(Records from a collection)
==============================
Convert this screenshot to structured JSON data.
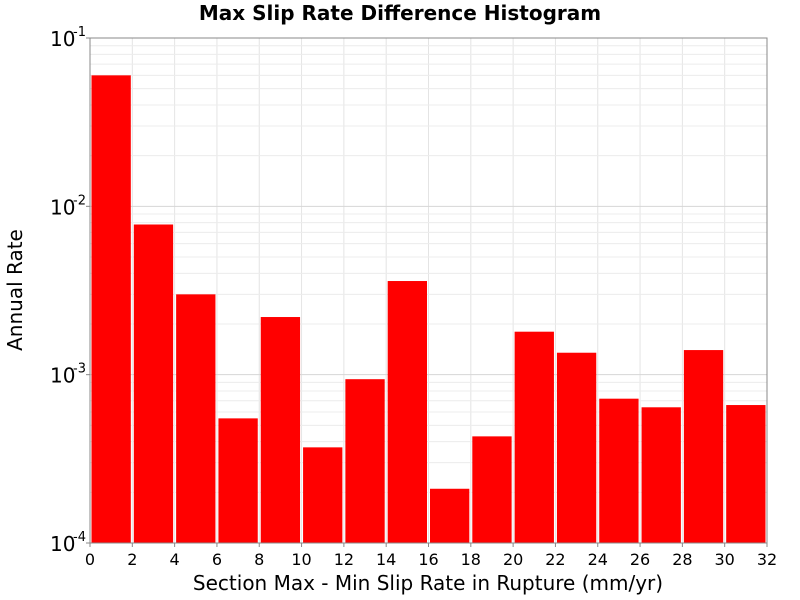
{
  "chart_data": {
    "type": "bar",
    "title": "Max Slip Rate Difference Histogram",
    "xlabel": "Section Max - Min Slip Rate in Rupture (mm/yr)",
    "ylabel": "Annual Rate",
    "xlim": [
      0,
      32
    ],
    "ylim": [
      0.0001,
      0.1
    ],
    "yscale": "log",
    "grid": true,
    "bar_color": "#ff0000",
    "bin_width": 2,
    "bins": [
      {
        "x0": 0,
        "x1": 2,
        "value": 0.06
      },
      {
        "x0": 2,
        "x1": 4,
        "value": 0.0078
      },
      {
        "x0": 4,
        "x1": 6,
        "value": 0.003
      },
      {
        "x0": 6,
        "x1": 8,
        "value": 0.00055
      },
      {
        "x0": 8,
        "x1": 10,
        "value": 0.0022
      },
      {
        "x0": 10,
        "x1": 12,
        "value": 0.00037
      },
      {
        "x0": 12,
        "x1": 14,
        "value": 0.00094
      },
      {
        "x0": 14,
        "x1": 16,
        "value": 0.0036
      },
      {
        "x0": 16,
        "x1": 18,
        "value": 0.00021
      },
      {
        "x0": 18,
        "x1": 20,
        "value": 0.00043
      },
      {
        "x0": 20,
        "x1": 22,
        "value": 0.0018
      },
      {
        "x0": 22,
        "x1": 24,
        "value": 0.00135
      },
      {
        "x0": 24,
        "x1": 26,
        "value": 0.00072
      },
      {
        "x0": 26,
        "x1": 28,
        "value": 0.00064
      },
      {
        "x0": 28,
        "x1": 30,
        "value": 0.0014
      },
      {
        "x0": 30,
        "x1": 32,
        "value": 0.00066
      }
    ],
    "x_ticks": [
      "0",
      "2",
      "4",
      "6",
      "8",
      "10",
      "12",
      "14",
      "16",
      "18",
      "20",
      "22",
      "24",
      "26",
      "28",
      "30",
      "32"
    ],
    "y_ticks": [
      {
        "value": 0.1,
        "base": "10",
        "exp": "-1"
      },
      {
        "value": 0.01,
        "base": "10",
        "exp": "-2"
      },
      {
        "value": 0.001,
        "base": "10",
        "exp": "-3"
      },
      {
        "value": 0.0001,
        "base": "10",
        "exp": "-4"
      }
    ]
  }
}
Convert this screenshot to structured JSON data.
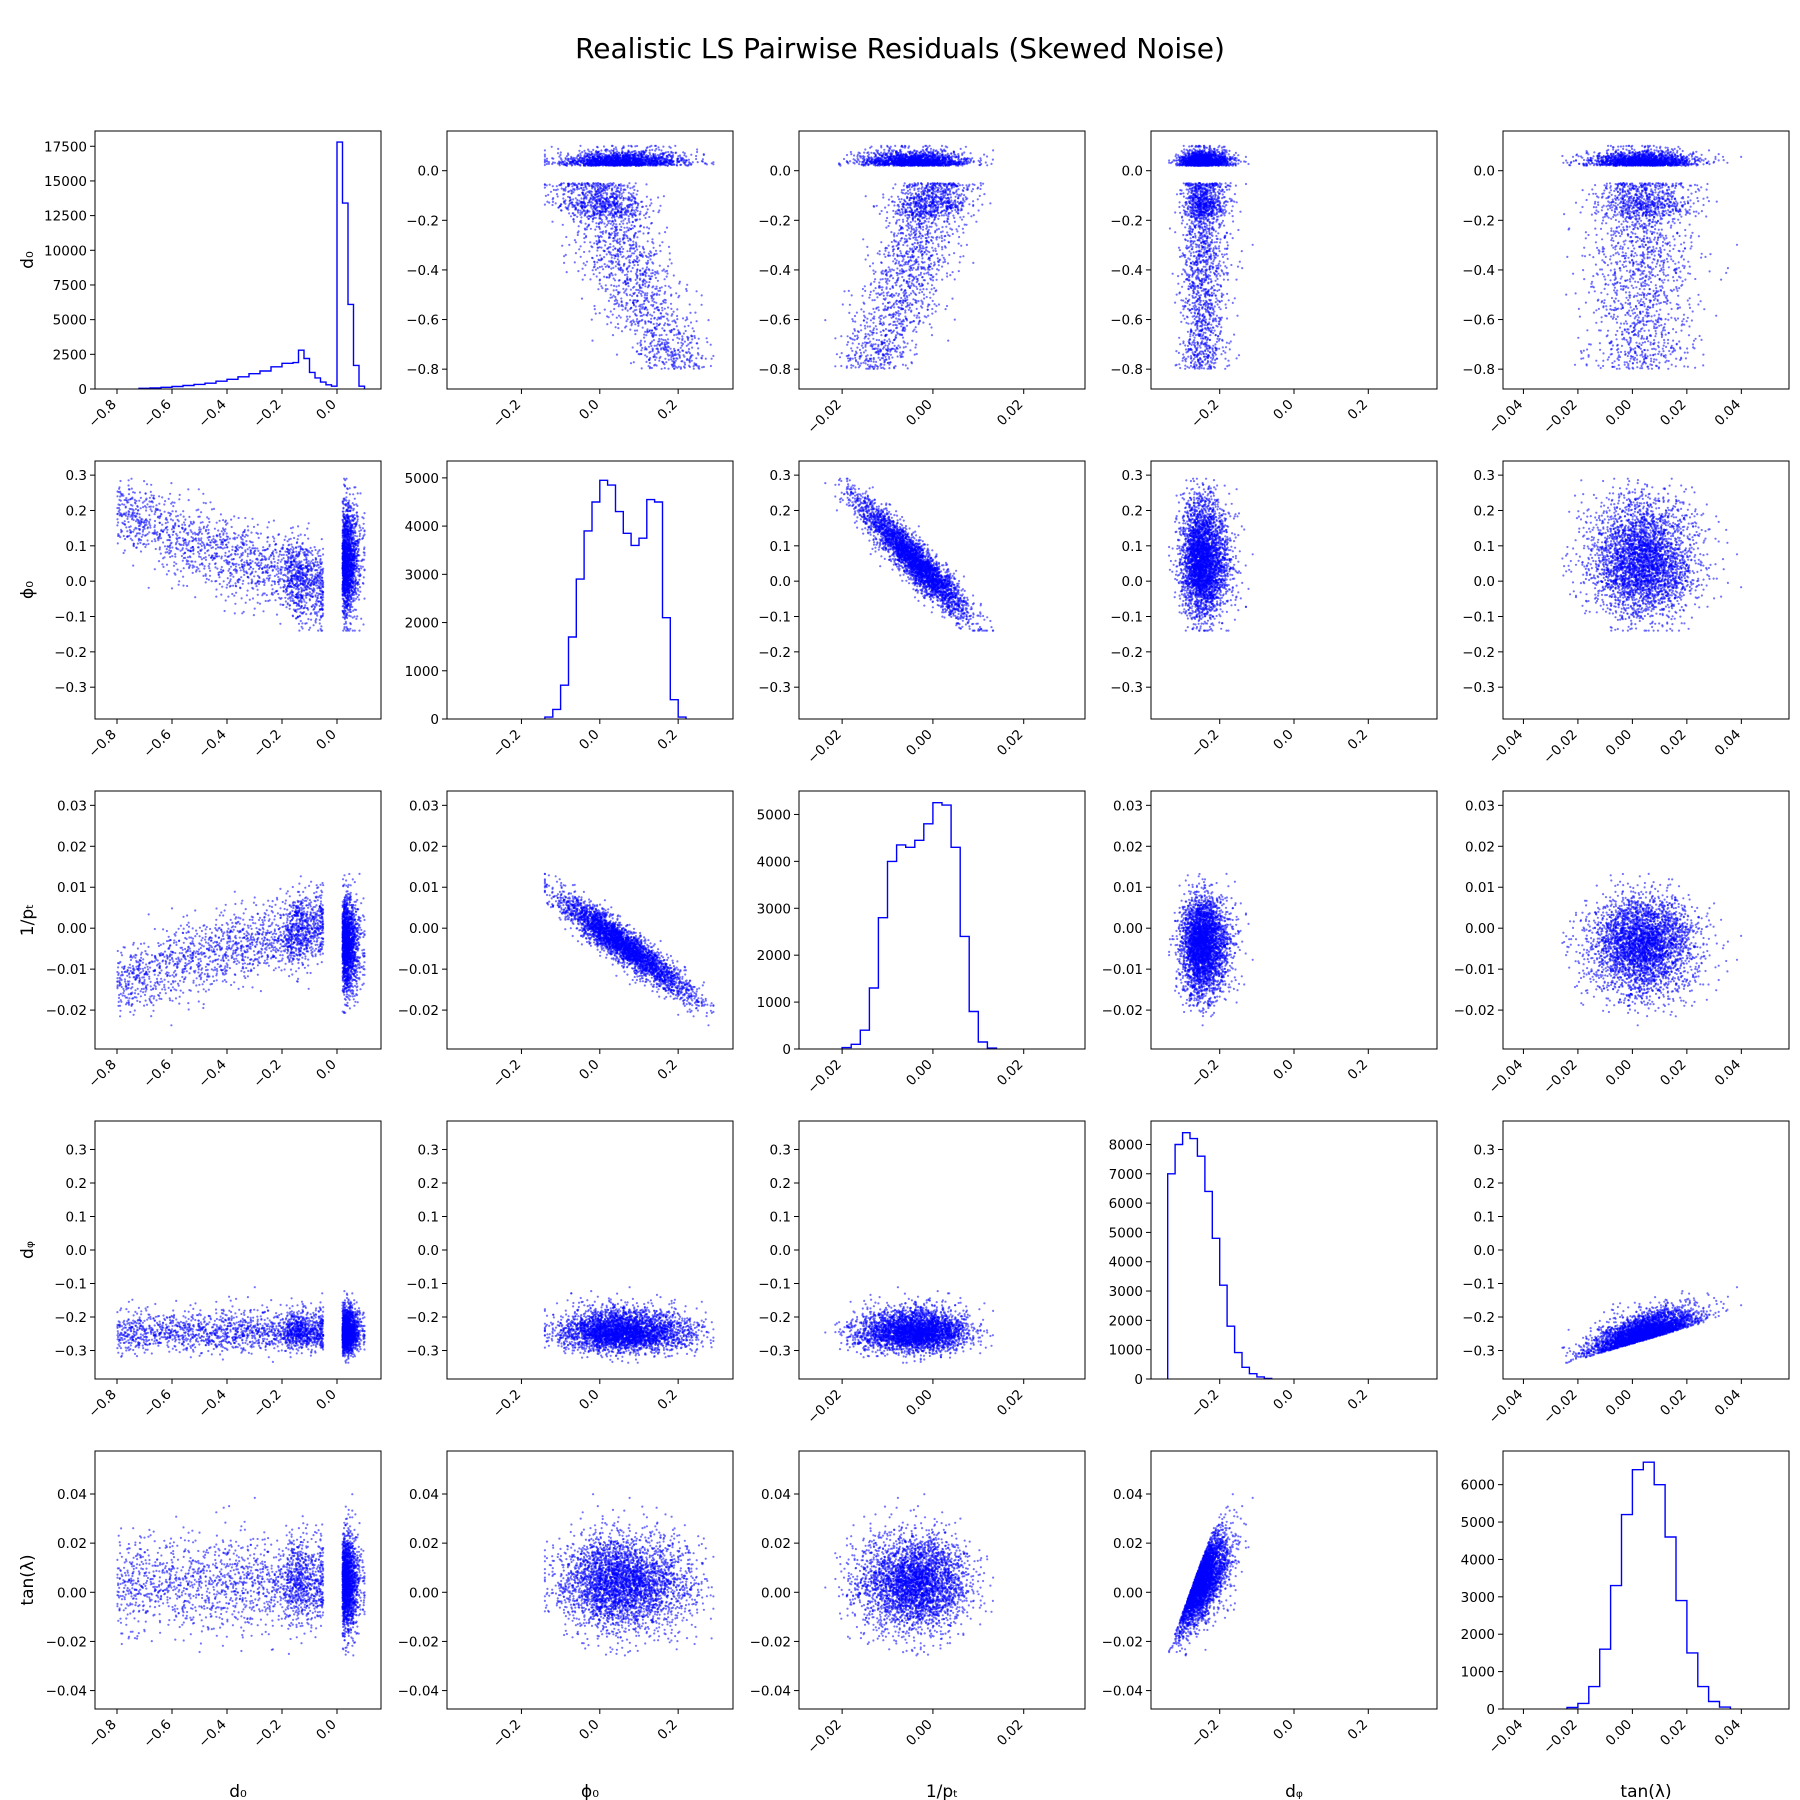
==============================
# Exercise objective
Quote each line of the listing exactly, but leave the pictures out.

# Result for this exercise
Convert this screenshot to structured JSON data.
{
  "chart_data": {
    "type": "bar",
    "title": "Max Slip Rate Difference Histogram",
    "xlabel": "Section Max - Min Slip Rate in Rupture (mm/yr)",
    "ylabel": "Annual Rate",
    "xlim": [
      0,
      32
    ],
    "ylim": [
      0.0001,
      0.1
    ],
    "yscale": "log",
    "grid": true,
    "bar_color": "#ff0000",
    "bin_width": 2,
    "bins": [
      {
        "x0": 0,
        "x1": 2,
        "value": 0.06
      },
      {
        "x0": 2,
        "x1": 4,
        "value": 0.0078
      },
      {
        "x0": 4,
        "x1": 6,
        "value": 0.003
      },
      {
        "x0": 6,
        "x1": 8,
        "value": 0.00055
      },
      {
        "x0": 8,
        "x1": 10,
        "value": 0.0022
      },
      {
        "x0": 10,
        "x1": 12,
        "value": 0.00037
      },
      {
        "x0": 12,
        "x1": 14,
        "value": 0.00094
      },
      {
        "x0": 14,
        "x1": 16,
        "value": 0.0036
      },
      {
        "x0": 16,
        "x1": 18,
        "value": 0.00021
      },
      {
        "x0": 18,
        "x1": 20,
        "value": 0.00043
      },
      {
        "x0": 20,
        "x1": 22,
        "value": 0.0018
      },
      {
        "x0": 22,
        "x1": 24,
        "value": 0.00135
      },
      {
        "x0": 24,
        "x1": 26,
        "value": 0.00072
      },
      {
        "x0": 26,
        "x1": 28,
        "value": 0.00064
      },
      {
        "x0": 28,
        "x1": 30,
        "value": 0.0014
      },
      {
        "x0": 30,
        "x1": 32,
        "value": 0.00066
      }
    ],
    "x_ticks": [
      "0",
      "2",
      "4",
      "6",
      "8",
      "10",
      "12",
      "14",
      "16",
      "18",
      "20",
      "22",
      "24",
      "26",
      "28",
      "30",
      "32"
    ],
    "y_ticks": [
      {
        "value": 0.1,
        "base": "10",
        "exp": "-1"
      },
      {
        "value": 0.01,
        "base": "10",
        "exp": "-2"
      },
      {
        "value": 0.001,
        "base": "10",
        "exp": "-3"
      },
      {
        "value": 0.0001,
        "base": "10",
        "exp": "-4"
      }
    ]
  }
}
Convert this screenshot to structured JSON data.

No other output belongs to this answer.